--- Start Records for processing ---
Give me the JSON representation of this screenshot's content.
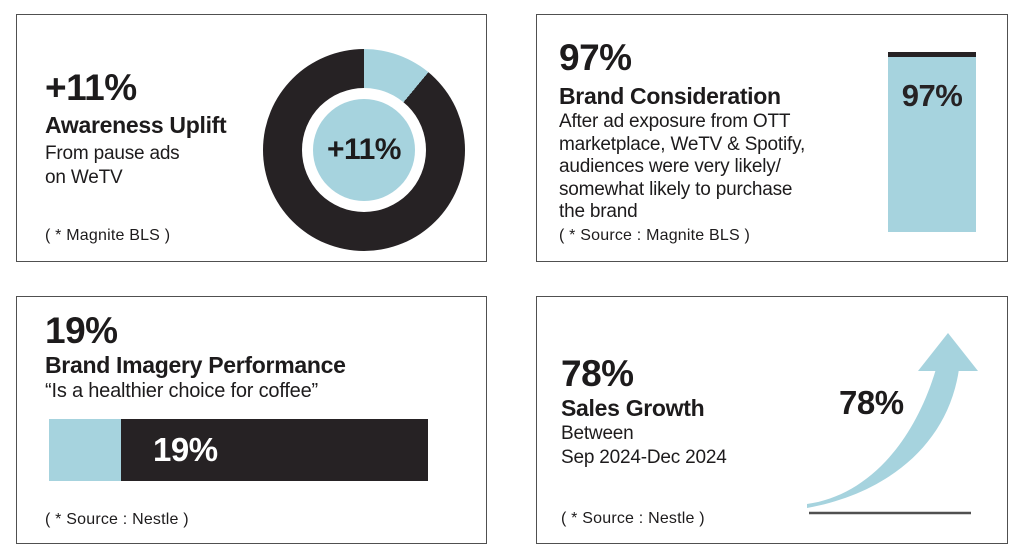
{
  "colors": {
    "accent_blue": "#a6d3de",
    "dark": "#262224",
    "border_gray": "#505050",
    "text": "#1d1b1c",
    "bar_label_white": "#ffffff"
  },
  "cards": [
    {
      "stat": "+11%",
      "title": "Awareness Uplift",
      "description": "From pause ads\non WeTV",
      "source": "( * Magnite BLS )"
    },
    {
      "stat": "97%",
      "title": "Brand Consideration",
      "description": "After ad exposure from OTT\nmarketplace, WeTV & Spotify,\naudiences were very likely/\nsomewhat likely to purchase\nthe brand",
      "source": "( * Source : Magnite BLS )"
    },
    {
      "stat": "19%",
      "title": "Brand Imagery Performance",
      "description": "“Is a healthier choice for coffee”",
      "source": "( * Source : Nestle )"
    },
    {
      "stat": "78%",
      "title": "Sales Growth",
      "description": "Between\nSep 2024-Dec 2024",
      "source": "( * Source : Nestle )"
    }
  ],
  "chart_data": [
    {
      "type": "pie",
      "subtype": "donut",
      "title": "Awareness Uplift",
      "labels": [
        "Awareness uplift",
        "Remainder"
      ],
      "values": [
        11,
        89
      ],
      "center_label": "+11%",
      "colors": [
        "#a6d3de",
        "#262224"
      ],
      "start_angle_deg": 0,
      "direction": "clockwise",
      "legend": "none"
    },
    {
      "type": "bar",
      "orientation": "vertical",
      "title": "Brand Consideration",
      "categories": [
        "Brand Consideration"
      ],
      "values": [
        97
      ],
      "data_label": "97%",
      "ylim": [
        0,
        100
      ],
      "bar_color": "#a6d3de",
      "remainder_color": "#262224",
      "axes": "hidden"
    },
    {
      "type": "bar",
      "orientation": "horizontal",
      "title": "Brand Imagery Performance",
      "categories": [
        "Is a healthier choice for coffee"
      ],
      "values": [
        19
      ],
      "data_label": "19%",
      "xlim": [
        0,
        100
      ],
      "bar_color": "#a6d3de",
      "remainder_color": "#262224",
      "axes": "hidden"
    },
    {
      "type": "line",
      "subtype": "growth-arrow",
      "title": "Sales Growth",
      "values": [
        78
      ],
      "data_label": "78%",
      "annotation": "upward curving arrow above baseline",
      "color": "#a6d3de"
    }
  ]
}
--- End Records for processing ---
▶ _Exercise requirements_:
Reproduce each line of the entries in which the word "Magnite" is found.

▶ _Answer for this exercise_:
      "source": "( * Magnite BLS )"
      "source": "( * Source : Magnite BLS )"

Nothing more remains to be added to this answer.